(EXTRACTED DATA)
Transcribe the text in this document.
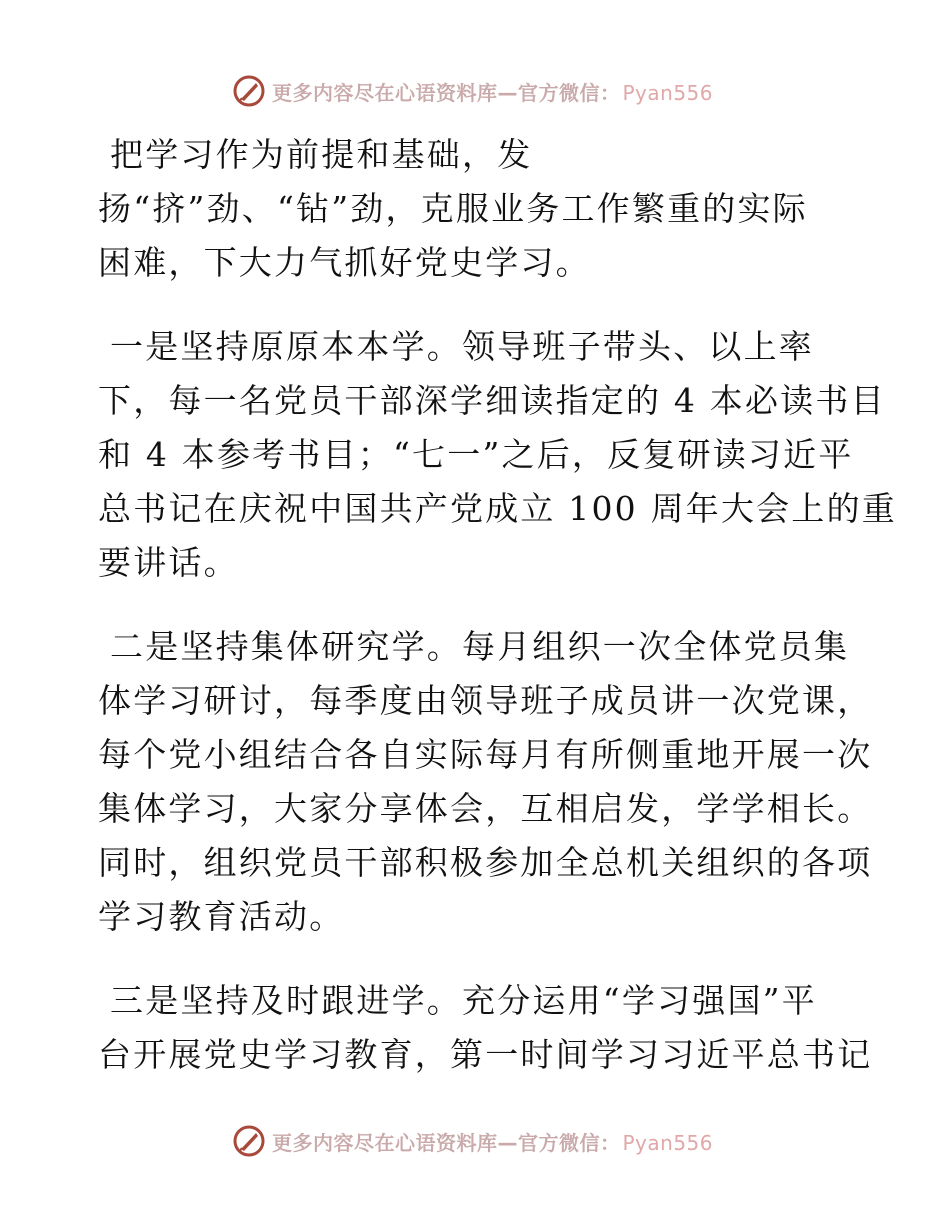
更多内容尽在心语资料库—官方微信： Pyan556
把学习作为前提和基础，发
扬“挤”劲、“钻”劲，克服业务工作繁重的实际
困难，下大力气抓好党史学习。
一是坚持原原本本学。领导班子带头、以上率
下，每一名党员干部深学细读指定的 4 本必读书目
和 4 本参考书目；“七一”之后，反复研读习近平
总书记在庆祝中国共产党成立 100 周年大会上的重
要讲话。
二是坚持集体研究学。每月组织一次全体党员集
体学习研讨，每季度由领导班子成员讲一次党课，
每个党小组结合各自实际每月有所侧重地开展一次
集体学习，大家分享体会，互相启发，学学相长。
同时，组织党员干部积极参加全总机关组织的各项
学习教育活动。
三是坚持及时跟进学。充分运用“学习强国”平
台开展党史学习教育，第一时间学习习近平总书记
更多内容尽在心语资料库—官方微信： Pyan556
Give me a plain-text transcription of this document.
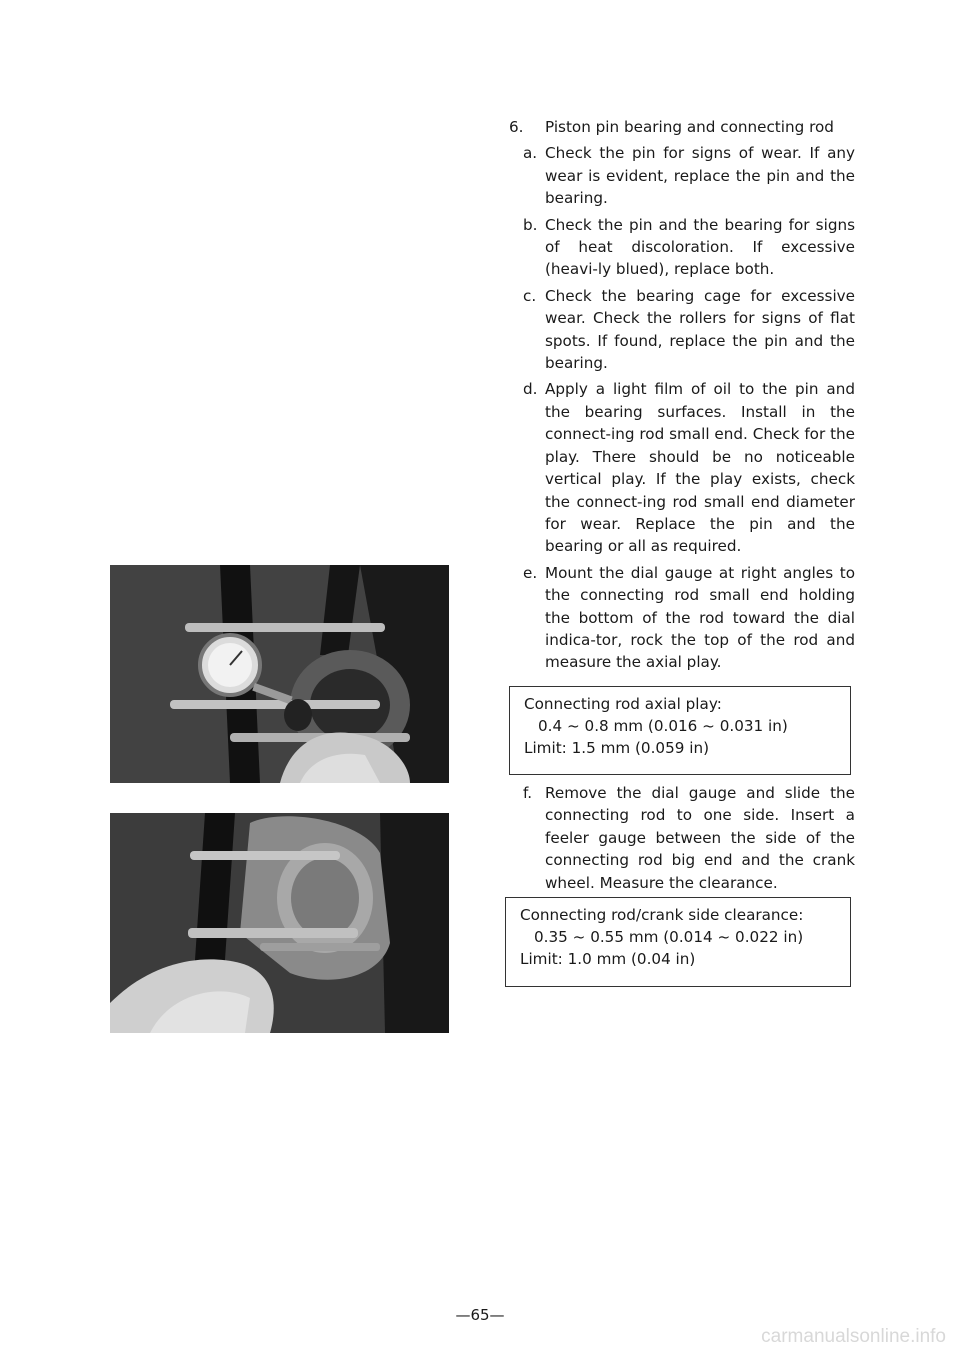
6. Piston pin bearing and connecting rod
a. Check the pin for signs of wear. If any wear is evident, replace the pin and the bearing.
b. Check the pin and the bearing for signs of heat discoloration. If excessive (heavi-ly blued), replace both.
c. Check the bearing cage for excessive wear. Check the rollers for signs of flat spots. If found, replace the pin and the bearing.
d. Apply a light film of oil to the pin and the bearing surfaces. Install in the connect-ing rod small end. Check for the play. There should be no noticeable vertical play. If the play exists, check the connect-ing rod small end diameter for wear. Replace the pin and the bearing or all as required.
e. Mount the dial gauge at right angles to the connecting rod small end holding the bottom of the rod toward the dial indica-tor, rock the top of the rod and measure the axial play.
Connecting rod axial play:
0.4 ~ 0.8 mm (0.016 ~ 0.031 in)
Limit: 1.5 mm (0.059 in)
f. Remove the dial gauge and slide the connecting rod to one side. Insert a feeler gauge between the side of the connecting rod big end and the crank wheel. Measure the clearance.
Connecting rod/crank side clearance:
0.35 ~ 0.55 mm (0.014 ~ 0.022 in)
Limit: 1.0 mm (0.04 in)
—65—
carmanualsonline.info
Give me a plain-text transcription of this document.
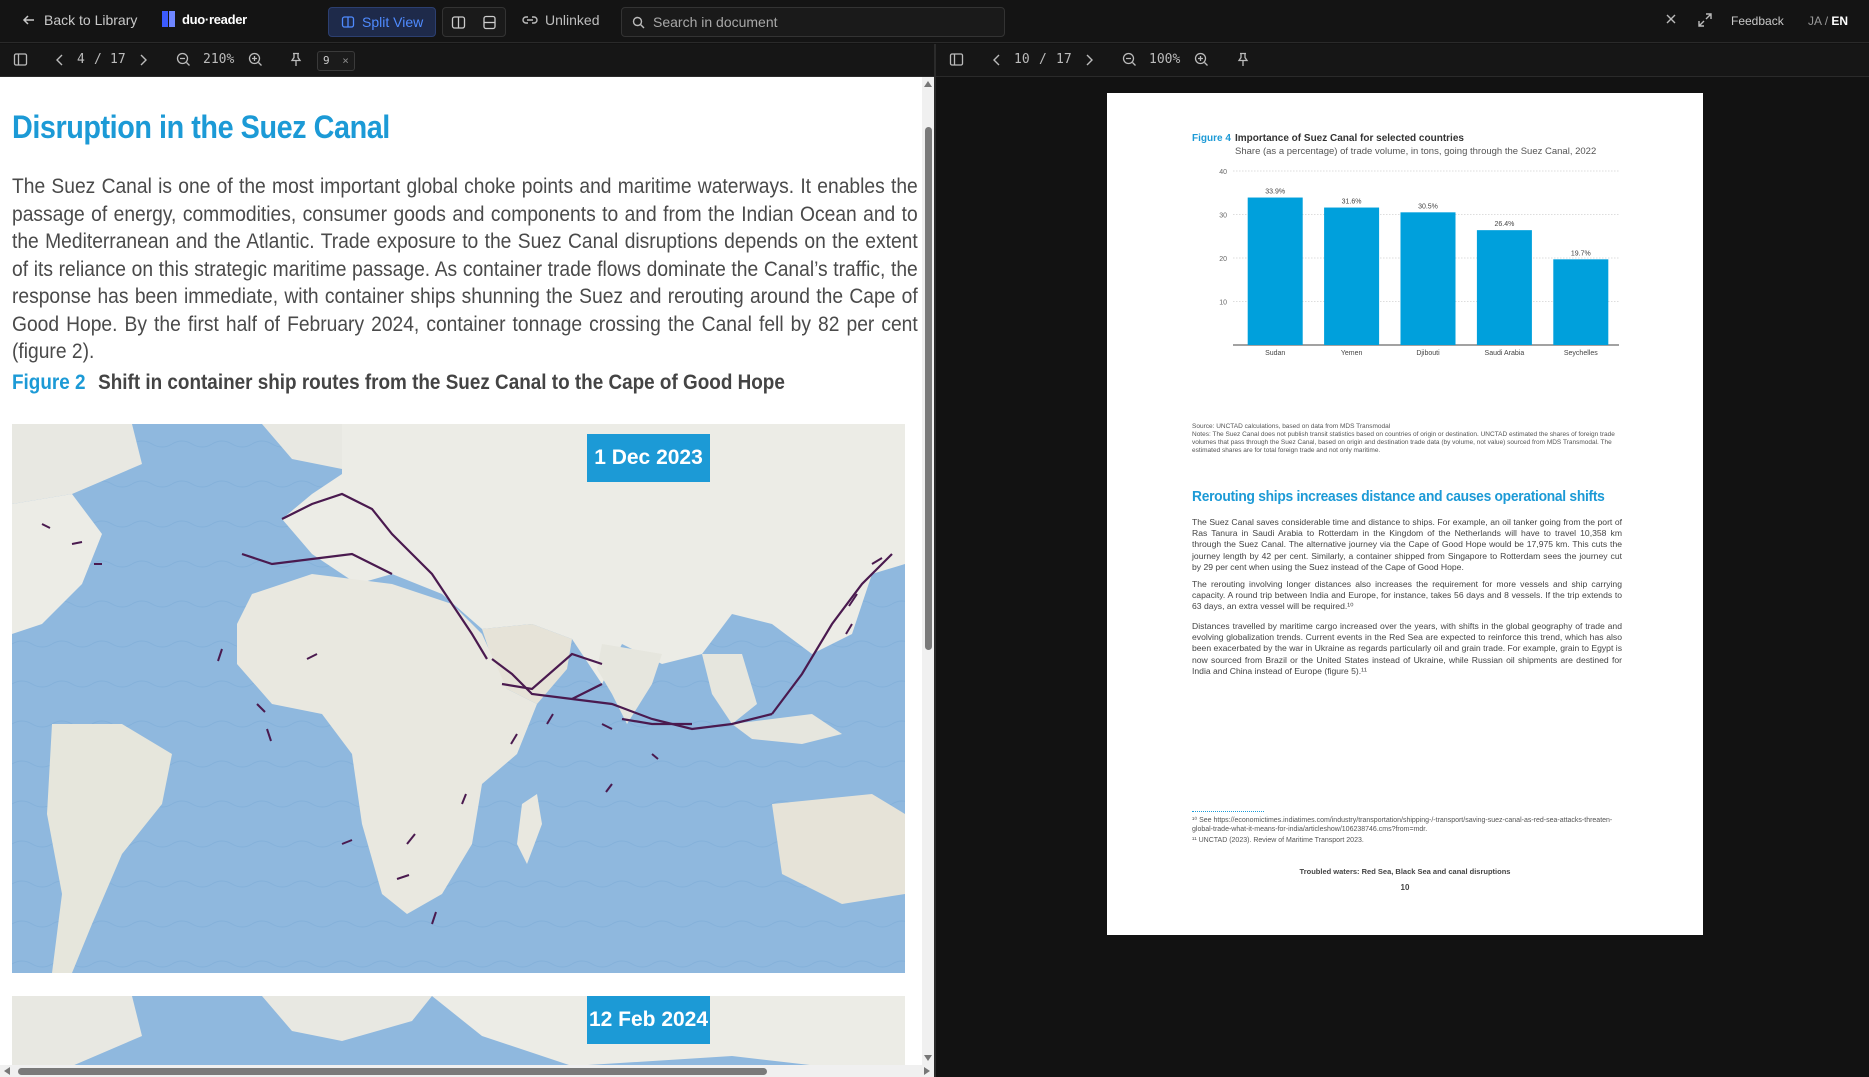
Back to Library	duo·reader	Split View	Unlinked
Search in document	Feedback JA / EN
4 / 17	210%	9 ×	10 / 17	100%
Disruption in the Suez Canal
The Suez Canal is one of the most important global choke points and maritime waterways. It enables the passage of energy, commodities, consumer goods and components to and from the Indian Ocean and to the Mediterranean and the Atlantic. Trade exposure to the Suez Canal disruptions depends on the extent of its reliance on this strategic maritime passage. As container trade flows dominate the Canal’s traffic, the response has been immediate, with container ships shunning the Suez and rerouting around the Cape of Good Hope. By the first half of February 2024, container tonnage crossing the Canal fell by 82 per cent (figure 2).
Figure 2 Shift in container ship routes from the Suez Canal to the Cape of Good Hope
1 Dec 2023
12 Feb 2024
Figure 4 Importance of Suez Canal for selected countries
Share (as a percentage) of trade volume, in tons, going through the Suez Canal, 2022
10
20
30
40
33.9%
Sudan
31.6%
Yemen
30.5%
Djibouti
26.4%
Saudi Arabia
19.7%
Seychelles
Source: UNCTAD calculations, based on data from MDS Transmodal
Notes: The Suez Canal does not publish transit statistics based on countries of origin or destination. UNCTAD estimated the shares of foreign trade volumes that pass through the Suez Canal, based on origin and destination trade data (by volume, not value) sourced from MDS Transmodal. The estimated shares are for total foreign trade and not only maritime.
Rerouting ships increases distance and causes operational shifts
The Suez Canal saves considerable time and distance to ships. For example, an oil tanker going from the port of Ras Tanura in Saudi Arabia to Rotterdam in the Kingdom of the Netherlands will have to travel 10,358 km through the Suez Canal. The alternative journey via the Cape of Good Hope would be 17,975 km. This cuts the journey length by 42 per cent. Similarly, a container shipped from Singapore to Rotterdam sees the journey cut by 29 per cent when using the Suez instead of the Cape of Good Hope.
The rerouting involving longer distances also increases the requirement for more vessels and ship carrying capacity. A round trip between India and Europe, for instance, takes 56 days and 8 vessels. If the trip extends to 63 days, an extra vessel will be required.¹⁰
Distances travelled by maritime cargo increased over the years, with shifts in the global geography of trade and evolving globalization trends. Current events in the Red Sea are expected to reinforce this trend, which has also been exacerbated by the war in Ukraine as regards particularly oil and grain trade. For example, grain to Egypt is now sourced from Brazil or the United States instead of Ukraine, while Russian oil shipments are destined for India and China instead of Europe (figure 5).¹¹
¹⁰ See https://economictimes.indiatimes.com/industry/transportation/shipping-/-transport/saving-suez-canal-as-red-sea-attacks-threaten-global-trade-what-it-means-for-india/articleshow/106238746.cms?from=mdr.
¹¹ UNCTAD (2023). Review of Maritime Transport 2023.
Troubled waters: Red Sea, Black Sea and canal disruptions
10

(STATED EXERCISE) From the entries above, copy every line that holds the word "crank".

(SOLUTION)
f. Remove the dial gauge and slide the connecting rod to one side. Insert a feeler gauge between the side of the connecting rod big end and the crank wheel. Measure the clearance.
Connecting rod/crank side clearance:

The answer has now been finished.